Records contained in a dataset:
+ + + + + + +

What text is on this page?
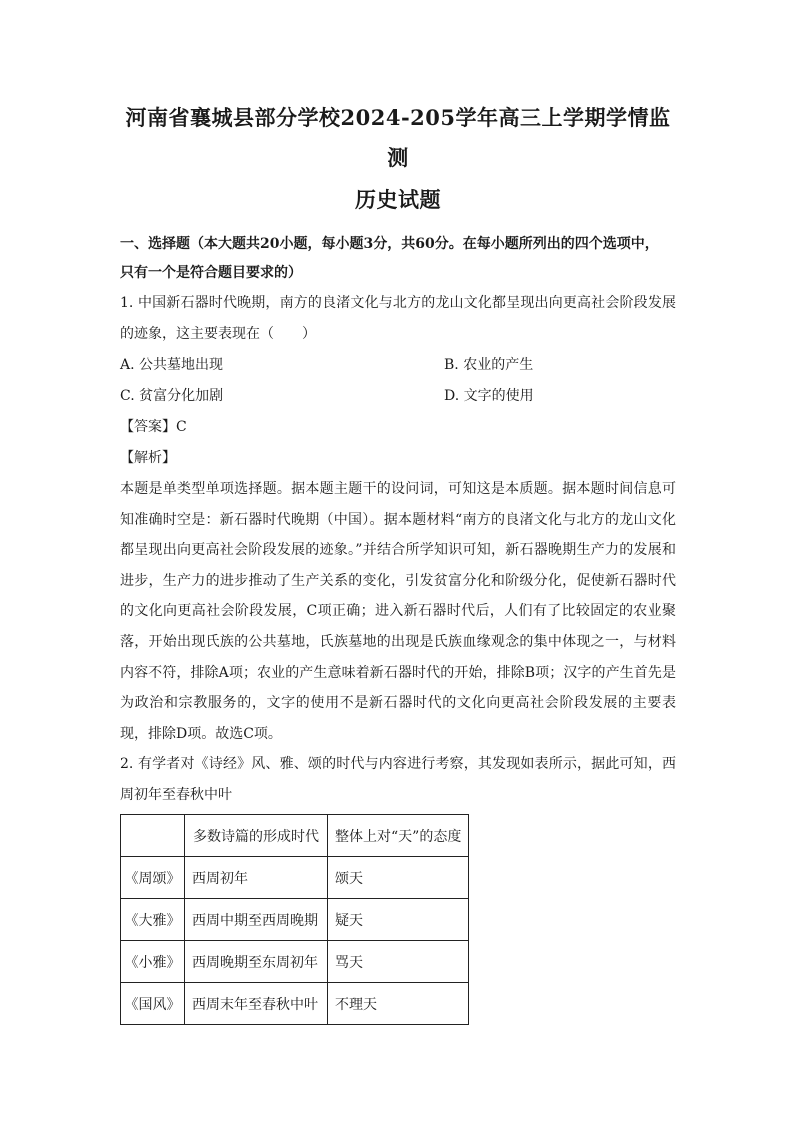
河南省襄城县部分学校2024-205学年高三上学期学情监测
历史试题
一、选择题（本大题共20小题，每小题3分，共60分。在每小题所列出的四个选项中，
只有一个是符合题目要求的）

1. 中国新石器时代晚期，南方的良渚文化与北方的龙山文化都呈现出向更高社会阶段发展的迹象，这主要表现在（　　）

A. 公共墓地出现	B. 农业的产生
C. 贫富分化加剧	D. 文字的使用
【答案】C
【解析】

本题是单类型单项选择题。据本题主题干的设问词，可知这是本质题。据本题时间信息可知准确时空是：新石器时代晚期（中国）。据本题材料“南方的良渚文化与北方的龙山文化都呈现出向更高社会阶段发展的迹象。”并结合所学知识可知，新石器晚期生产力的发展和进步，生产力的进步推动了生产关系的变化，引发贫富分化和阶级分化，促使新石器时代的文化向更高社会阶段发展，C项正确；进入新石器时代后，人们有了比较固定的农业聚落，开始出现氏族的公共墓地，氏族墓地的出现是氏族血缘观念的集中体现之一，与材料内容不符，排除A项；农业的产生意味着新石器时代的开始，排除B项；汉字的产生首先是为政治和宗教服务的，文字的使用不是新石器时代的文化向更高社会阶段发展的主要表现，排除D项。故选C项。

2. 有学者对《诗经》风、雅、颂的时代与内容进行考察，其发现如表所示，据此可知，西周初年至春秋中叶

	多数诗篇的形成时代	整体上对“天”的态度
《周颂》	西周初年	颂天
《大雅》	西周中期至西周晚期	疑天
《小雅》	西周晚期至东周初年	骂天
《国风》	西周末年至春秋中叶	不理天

+ + + + + + +

Scan the data above; copy every line where "南方的良渚文化与北方的龙山文化都呈现出向更高社会阶段发展的迹象" appears.

1. 中国新石器时代晚期，南方的良渚文化与北方的龙山文化都呈现出向更高社会阶段发展的迹象，这主要表现在（　　）
本题是单类型单项选择题。据本题主题干的设问词，可知这是本质题。据本题时间信息可知准确时空是：新石器时代晚期（中国）。据本题材料“南方的良渚文化与北方的龙山文化都呈现出向更高社会阶段发展的迹象。”并结合所学知识可知，新石器晚期生产力的发展和进步，生产力的进步推动了生产关系的变化，引发贫富分化和阶级分化，促使新石器时代的文化向更高社会阶段发展，C项正确；进入新石器时代后，人们有了比较固定的农业聚落，开始出现氏族的公共墓地，氏族墓地的出现是氏族血缘观念的集中体现之一，与材料内容不符，排除A项；农业的产生意味着新石器时代的开始，排除B项；汉字的产生首先是为政治和宗教服务的，文字的使用不是新石器时代的文化向更高社会阶段发展的主要表现，排除D项。故选C项。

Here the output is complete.